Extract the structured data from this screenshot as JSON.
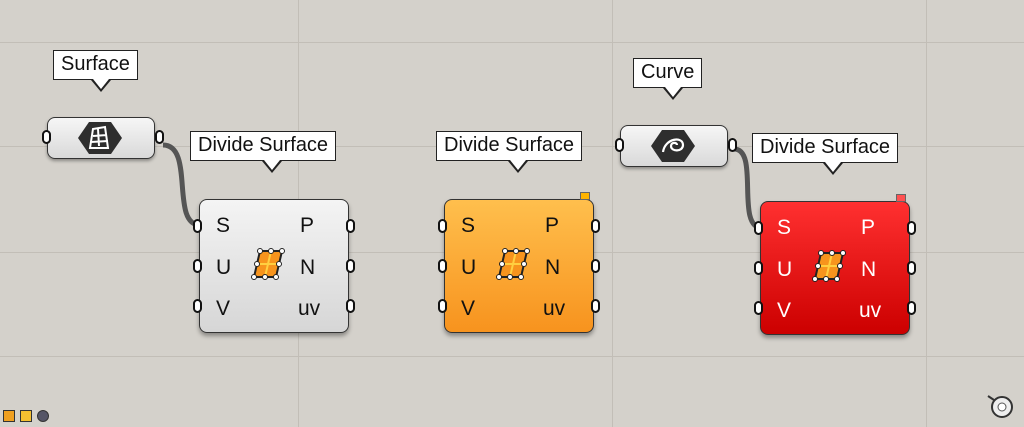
{
  "tooltips": {
    "surface_param": "Surface",
    "curve_param": "Curve",
    "divide_1": "Divide Surface",
    "divide_2": "Divide Surface",
    "divide_3": "Divide Surface"
  },
  "component": {
    "inputs": [
      "S",
      "U",
      "V"
    ],
    "outputs": [
      "P",
      "N",
      "uv"
    ]
  },
  "colors": {
    "canvas": "#d4d1cb",
    "normal_state": "#e8e8e8",
    "warning_state": "#f7931e",
    "error_state": "#cc0000",
    "wire": "#555555"
  },
  "icons": {
    "surface_param": "surface-param-icon",
    "curve_param": "curve-param-icon",
    "divide_surface": "divide-surface-icon",
    "toolbar": [
      "plugin-icon-1",
      "plugin-icon-2",
      "plugin-icon-3"
    ],
    "navigation": "navigation-widget-icon"
  }
}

→ PROBLEM REQUIREMENTS: Extract all lines that hold the word "plugin".

→ TASK RESULT:
      "plugin-icon-1",
      "plugin-icon-2",
      "plugin-icon-3"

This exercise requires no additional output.